**What the exercise asks**:
Take every line from the listing below that includes "ylabel" and copy it.

**Supplied data**:
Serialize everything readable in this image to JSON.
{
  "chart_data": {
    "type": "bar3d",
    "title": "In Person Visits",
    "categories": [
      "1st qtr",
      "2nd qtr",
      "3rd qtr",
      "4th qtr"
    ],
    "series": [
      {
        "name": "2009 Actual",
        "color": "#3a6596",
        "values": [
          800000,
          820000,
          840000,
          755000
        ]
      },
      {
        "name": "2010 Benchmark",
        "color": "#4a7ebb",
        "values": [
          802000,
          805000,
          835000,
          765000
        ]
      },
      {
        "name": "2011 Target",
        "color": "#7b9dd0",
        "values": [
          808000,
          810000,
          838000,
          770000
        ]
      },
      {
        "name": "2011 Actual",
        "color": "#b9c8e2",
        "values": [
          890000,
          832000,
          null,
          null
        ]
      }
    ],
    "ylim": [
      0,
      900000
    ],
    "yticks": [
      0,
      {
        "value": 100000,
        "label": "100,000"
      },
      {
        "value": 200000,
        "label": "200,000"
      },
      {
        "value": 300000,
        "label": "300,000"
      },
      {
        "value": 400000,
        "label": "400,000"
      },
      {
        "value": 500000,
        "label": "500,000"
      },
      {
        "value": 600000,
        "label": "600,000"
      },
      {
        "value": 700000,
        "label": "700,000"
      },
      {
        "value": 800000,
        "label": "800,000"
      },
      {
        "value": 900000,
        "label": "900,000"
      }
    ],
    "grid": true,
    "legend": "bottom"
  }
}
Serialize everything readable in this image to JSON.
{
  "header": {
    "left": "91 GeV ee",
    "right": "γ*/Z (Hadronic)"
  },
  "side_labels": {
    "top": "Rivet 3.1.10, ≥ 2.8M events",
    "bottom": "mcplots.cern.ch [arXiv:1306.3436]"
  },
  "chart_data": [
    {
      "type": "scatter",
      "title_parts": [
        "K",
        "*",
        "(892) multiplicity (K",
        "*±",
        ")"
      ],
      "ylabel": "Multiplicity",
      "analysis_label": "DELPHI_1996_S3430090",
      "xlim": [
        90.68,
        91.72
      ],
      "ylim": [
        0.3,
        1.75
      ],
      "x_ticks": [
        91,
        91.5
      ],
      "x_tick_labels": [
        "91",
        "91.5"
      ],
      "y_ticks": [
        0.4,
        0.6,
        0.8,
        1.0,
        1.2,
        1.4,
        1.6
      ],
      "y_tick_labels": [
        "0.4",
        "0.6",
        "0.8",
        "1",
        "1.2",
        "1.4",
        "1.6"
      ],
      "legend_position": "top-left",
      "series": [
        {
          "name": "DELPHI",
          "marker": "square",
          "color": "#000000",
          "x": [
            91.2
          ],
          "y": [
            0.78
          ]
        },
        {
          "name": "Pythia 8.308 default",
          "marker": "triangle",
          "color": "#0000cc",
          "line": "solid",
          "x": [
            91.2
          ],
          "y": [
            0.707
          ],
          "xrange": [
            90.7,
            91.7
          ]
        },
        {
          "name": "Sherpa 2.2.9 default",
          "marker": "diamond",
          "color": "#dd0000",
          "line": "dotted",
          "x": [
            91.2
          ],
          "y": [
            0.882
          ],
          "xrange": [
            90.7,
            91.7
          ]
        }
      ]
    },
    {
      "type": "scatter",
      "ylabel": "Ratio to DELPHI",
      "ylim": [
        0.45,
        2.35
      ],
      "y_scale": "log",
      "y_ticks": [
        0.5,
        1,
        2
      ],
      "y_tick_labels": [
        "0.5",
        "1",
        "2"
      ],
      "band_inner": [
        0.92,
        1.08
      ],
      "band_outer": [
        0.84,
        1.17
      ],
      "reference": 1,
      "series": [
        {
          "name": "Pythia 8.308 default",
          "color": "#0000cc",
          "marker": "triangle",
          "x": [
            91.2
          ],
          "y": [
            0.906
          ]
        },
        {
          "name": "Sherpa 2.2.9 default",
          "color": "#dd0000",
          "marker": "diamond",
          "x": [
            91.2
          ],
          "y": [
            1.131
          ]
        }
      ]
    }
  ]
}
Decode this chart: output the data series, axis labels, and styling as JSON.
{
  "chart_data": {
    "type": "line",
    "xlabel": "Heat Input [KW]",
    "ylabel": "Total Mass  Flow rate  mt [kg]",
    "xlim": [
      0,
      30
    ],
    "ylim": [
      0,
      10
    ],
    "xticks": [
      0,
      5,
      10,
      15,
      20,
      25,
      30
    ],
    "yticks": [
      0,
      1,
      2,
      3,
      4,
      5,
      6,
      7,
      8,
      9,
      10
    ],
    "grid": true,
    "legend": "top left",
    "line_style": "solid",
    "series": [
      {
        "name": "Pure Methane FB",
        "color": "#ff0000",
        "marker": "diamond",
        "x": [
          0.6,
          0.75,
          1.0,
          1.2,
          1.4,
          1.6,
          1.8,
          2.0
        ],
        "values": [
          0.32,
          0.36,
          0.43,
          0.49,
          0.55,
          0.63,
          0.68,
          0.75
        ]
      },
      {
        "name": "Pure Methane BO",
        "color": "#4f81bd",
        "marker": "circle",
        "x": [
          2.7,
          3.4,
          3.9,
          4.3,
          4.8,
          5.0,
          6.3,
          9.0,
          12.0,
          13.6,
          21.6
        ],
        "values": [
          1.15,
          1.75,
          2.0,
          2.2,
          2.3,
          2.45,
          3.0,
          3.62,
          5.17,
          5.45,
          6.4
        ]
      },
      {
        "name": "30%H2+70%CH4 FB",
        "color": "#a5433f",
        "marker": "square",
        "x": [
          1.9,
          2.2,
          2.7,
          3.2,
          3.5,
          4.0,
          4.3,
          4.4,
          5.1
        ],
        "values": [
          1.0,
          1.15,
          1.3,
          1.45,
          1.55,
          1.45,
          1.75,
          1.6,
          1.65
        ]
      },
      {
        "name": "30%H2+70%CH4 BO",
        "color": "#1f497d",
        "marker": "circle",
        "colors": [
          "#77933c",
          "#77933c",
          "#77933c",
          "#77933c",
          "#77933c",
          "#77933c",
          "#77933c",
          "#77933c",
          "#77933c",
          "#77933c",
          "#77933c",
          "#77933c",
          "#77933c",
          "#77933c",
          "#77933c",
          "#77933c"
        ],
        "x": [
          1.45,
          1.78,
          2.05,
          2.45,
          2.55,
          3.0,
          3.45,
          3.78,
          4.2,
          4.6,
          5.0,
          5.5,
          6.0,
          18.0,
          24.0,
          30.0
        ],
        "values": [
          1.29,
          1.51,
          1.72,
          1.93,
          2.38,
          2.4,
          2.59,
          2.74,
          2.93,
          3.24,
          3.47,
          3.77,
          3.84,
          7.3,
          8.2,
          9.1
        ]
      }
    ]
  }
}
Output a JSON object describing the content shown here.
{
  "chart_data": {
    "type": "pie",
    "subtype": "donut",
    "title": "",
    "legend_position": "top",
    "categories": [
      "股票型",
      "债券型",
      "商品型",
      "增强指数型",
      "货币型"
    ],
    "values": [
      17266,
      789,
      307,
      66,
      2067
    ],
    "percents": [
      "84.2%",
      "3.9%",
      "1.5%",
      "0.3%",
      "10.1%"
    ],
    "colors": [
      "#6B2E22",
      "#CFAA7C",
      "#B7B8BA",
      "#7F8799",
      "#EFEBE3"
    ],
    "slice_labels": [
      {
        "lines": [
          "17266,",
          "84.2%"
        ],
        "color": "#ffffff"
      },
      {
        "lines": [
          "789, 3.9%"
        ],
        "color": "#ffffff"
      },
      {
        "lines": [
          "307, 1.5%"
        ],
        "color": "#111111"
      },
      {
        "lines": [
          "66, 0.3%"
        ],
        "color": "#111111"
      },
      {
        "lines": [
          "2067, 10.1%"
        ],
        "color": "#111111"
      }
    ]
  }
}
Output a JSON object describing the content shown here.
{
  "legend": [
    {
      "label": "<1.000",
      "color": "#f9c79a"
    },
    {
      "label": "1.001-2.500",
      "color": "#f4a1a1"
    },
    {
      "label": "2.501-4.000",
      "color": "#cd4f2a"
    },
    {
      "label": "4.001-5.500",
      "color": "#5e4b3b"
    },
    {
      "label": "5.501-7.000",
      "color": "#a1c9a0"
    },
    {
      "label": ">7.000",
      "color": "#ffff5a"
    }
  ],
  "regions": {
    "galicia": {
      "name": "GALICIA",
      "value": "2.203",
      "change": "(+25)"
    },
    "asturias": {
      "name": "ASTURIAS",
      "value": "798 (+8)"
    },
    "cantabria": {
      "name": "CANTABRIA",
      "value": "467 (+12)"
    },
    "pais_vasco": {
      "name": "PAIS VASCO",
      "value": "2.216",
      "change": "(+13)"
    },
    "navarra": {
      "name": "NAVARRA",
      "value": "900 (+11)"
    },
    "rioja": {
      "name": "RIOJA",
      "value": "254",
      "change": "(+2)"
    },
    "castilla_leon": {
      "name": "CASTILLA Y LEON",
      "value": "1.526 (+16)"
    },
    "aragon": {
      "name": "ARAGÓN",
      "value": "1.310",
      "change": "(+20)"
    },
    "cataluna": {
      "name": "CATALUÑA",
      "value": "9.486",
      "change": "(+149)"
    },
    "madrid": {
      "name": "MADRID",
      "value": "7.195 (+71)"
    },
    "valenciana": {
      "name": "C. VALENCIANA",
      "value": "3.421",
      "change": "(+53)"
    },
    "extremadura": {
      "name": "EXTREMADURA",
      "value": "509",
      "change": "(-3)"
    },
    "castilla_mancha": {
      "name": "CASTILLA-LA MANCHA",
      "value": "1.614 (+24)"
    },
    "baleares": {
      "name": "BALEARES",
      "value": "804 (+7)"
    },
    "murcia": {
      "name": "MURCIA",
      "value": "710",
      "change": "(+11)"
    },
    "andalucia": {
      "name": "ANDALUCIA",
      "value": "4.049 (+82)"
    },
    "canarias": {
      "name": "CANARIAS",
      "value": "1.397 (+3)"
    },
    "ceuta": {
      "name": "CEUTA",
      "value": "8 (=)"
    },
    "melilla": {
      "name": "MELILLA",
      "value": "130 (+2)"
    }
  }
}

**Exercise answer**:
      "ylabel": "Multiplicity",
      "ylabel": "Ratio to DELPHI",
    "ylabel": "Total Mass  Flow rate  mt [kg]",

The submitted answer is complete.